## The request
Wherever the word "Editing" turns up in a line of the entries, copy that line.

## Provided entries
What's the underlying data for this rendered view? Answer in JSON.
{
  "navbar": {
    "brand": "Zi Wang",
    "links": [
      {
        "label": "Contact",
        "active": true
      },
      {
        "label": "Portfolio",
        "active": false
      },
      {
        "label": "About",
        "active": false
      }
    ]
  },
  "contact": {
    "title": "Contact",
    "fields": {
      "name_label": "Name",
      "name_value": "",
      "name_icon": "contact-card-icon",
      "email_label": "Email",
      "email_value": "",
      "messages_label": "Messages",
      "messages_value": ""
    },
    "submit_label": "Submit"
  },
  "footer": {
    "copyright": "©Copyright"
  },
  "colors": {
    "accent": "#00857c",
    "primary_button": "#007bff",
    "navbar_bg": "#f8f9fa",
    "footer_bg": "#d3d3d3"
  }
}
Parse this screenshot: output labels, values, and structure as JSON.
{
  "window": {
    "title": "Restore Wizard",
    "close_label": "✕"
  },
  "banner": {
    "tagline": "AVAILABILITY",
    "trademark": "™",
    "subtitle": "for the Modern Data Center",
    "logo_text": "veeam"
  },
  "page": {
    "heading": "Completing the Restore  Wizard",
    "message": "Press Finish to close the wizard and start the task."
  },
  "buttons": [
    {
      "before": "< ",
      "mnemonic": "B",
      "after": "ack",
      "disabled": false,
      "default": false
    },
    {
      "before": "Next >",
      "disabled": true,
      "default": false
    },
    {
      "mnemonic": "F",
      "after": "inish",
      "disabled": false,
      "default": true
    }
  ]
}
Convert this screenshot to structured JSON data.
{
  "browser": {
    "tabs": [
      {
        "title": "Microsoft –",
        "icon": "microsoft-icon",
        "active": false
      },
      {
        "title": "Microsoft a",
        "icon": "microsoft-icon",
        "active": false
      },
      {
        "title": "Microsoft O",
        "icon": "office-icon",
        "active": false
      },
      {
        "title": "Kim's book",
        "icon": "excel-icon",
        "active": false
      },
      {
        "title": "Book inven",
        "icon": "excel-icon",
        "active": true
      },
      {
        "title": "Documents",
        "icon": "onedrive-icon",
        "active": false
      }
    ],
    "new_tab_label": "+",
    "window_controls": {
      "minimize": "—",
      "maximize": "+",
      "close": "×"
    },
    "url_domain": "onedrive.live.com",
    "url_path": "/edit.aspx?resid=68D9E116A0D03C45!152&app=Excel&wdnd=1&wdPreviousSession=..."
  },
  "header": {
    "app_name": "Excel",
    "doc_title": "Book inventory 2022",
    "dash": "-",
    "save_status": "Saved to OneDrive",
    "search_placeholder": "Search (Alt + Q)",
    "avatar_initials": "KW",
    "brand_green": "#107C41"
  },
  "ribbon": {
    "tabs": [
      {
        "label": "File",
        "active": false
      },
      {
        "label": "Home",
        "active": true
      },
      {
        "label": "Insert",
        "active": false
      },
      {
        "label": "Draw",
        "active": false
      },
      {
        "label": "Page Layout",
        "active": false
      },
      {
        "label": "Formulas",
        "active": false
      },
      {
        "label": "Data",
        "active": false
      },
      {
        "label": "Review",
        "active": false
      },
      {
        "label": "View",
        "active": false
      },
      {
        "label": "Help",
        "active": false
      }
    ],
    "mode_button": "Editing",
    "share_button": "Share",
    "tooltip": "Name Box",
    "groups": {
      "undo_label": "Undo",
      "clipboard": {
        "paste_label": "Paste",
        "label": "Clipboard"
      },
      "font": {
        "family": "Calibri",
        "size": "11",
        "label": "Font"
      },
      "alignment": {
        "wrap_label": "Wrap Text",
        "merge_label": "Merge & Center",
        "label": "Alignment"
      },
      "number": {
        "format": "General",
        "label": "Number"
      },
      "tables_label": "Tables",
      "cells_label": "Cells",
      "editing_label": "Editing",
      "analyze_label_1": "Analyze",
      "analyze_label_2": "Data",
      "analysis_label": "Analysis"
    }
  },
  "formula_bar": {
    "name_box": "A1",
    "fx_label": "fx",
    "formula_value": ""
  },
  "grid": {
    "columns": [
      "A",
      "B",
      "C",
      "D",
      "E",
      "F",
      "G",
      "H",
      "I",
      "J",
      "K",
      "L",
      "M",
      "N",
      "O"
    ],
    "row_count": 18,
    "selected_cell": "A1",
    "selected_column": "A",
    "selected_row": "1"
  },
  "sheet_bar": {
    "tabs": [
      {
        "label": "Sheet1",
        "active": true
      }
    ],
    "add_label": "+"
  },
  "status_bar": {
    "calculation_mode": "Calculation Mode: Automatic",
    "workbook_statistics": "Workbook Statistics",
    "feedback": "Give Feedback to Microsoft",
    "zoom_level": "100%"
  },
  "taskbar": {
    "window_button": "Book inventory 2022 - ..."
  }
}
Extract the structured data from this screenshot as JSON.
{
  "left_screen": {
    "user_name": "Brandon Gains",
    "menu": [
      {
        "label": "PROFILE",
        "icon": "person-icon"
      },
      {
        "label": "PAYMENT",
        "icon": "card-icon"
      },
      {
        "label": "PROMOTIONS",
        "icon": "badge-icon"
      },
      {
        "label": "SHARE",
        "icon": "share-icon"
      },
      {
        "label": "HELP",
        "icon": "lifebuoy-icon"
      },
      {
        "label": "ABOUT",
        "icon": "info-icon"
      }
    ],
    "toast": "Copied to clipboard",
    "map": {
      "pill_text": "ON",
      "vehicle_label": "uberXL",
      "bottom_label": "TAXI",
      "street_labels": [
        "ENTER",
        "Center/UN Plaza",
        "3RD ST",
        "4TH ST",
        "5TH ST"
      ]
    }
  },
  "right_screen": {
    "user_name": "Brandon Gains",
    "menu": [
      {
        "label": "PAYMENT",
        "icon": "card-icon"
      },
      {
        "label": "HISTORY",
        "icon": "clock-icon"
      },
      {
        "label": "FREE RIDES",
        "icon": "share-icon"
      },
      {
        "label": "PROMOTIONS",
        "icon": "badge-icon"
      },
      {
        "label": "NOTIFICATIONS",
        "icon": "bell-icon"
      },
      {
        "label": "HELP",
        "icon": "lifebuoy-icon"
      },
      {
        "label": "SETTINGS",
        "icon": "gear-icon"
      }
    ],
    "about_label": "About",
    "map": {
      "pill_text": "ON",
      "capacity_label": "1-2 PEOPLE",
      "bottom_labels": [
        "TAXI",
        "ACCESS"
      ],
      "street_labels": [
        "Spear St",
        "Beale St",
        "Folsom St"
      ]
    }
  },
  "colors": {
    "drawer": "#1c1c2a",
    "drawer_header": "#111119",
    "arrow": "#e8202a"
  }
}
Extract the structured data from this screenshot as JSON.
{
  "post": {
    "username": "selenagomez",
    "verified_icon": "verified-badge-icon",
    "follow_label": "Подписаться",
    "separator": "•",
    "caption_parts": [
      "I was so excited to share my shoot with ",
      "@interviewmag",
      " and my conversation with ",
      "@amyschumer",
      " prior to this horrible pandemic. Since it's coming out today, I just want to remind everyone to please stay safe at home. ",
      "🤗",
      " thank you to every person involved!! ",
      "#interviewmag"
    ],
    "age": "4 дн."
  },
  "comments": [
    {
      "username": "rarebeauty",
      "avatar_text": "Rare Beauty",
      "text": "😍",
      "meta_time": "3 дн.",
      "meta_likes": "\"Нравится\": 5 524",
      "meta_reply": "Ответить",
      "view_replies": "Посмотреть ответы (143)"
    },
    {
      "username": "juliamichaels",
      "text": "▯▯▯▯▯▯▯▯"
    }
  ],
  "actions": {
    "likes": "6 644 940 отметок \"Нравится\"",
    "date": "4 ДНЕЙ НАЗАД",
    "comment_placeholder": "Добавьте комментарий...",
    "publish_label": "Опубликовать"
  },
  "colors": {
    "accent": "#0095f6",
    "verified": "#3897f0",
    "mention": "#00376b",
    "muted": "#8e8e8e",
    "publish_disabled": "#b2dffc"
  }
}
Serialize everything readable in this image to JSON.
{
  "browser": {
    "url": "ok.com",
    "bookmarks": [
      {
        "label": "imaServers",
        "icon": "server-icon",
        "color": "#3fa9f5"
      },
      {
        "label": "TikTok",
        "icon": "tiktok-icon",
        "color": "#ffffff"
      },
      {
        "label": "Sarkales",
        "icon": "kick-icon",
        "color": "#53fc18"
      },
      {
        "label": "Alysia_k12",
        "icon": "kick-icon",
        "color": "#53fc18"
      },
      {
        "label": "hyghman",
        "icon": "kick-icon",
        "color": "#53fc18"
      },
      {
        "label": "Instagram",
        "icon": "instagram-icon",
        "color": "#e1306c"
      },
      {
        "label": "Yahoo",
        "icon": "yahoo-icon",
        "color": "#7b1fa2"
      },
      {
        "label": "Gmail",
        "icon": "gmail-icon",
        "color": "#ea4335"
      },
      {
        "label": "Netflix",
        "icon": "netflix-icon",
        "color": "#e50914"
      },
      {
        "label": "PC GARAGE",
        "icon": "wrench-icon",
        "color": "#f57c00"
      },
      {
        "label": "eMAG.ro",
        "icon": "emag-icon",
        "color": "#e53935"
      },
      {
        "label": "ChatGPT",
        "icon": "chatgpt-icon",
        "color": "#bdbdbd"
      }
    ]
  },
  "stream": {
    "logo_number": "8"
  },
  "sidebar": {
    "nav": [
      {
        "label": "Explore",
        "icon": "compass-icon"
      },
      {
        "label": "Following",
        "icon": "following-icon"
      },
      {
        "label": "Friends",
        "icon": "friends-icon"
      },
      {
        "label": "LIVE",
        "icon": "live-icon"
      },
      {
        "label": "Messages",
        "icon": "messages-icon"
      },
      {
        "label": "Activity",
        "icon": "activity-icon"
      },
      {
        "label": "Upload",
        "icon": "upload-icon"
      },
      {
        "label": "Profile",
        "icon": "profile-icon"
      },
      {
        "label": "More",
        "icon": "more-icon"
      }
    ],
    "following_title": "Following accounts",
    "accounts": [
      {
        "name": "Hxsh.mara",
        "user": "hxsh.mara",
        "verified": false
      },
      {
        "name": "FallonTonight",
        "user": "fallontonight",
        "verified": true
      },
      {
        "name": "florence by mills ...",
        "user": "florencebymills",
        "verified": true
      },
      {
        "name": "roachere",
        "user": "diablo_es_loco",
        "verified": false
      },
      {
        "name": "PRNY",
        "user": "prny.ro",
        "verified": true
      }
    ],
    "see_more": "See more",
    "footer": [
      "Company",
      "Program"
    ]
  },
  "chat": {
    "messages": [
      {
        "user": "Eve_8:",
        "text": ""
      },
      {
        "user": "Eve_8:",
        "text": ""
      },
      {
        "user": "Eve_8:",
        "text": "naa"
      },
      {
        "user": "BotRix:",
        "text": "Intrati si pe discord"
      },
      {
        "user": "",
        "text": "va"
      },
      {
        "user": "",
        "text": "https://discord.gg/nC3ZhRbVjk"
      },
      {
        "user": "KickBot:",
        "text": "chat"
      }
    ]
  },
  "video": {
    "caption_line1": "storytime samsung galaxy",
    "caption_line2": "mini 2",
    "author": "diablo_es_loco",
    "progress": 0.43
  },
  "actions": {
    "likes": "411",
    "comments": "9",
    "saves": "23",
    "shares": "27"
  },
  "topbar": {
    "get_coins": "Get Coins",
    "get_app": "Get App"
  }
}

## Result below
    "mode_button": "Editing",
      "editing_label": "Editing",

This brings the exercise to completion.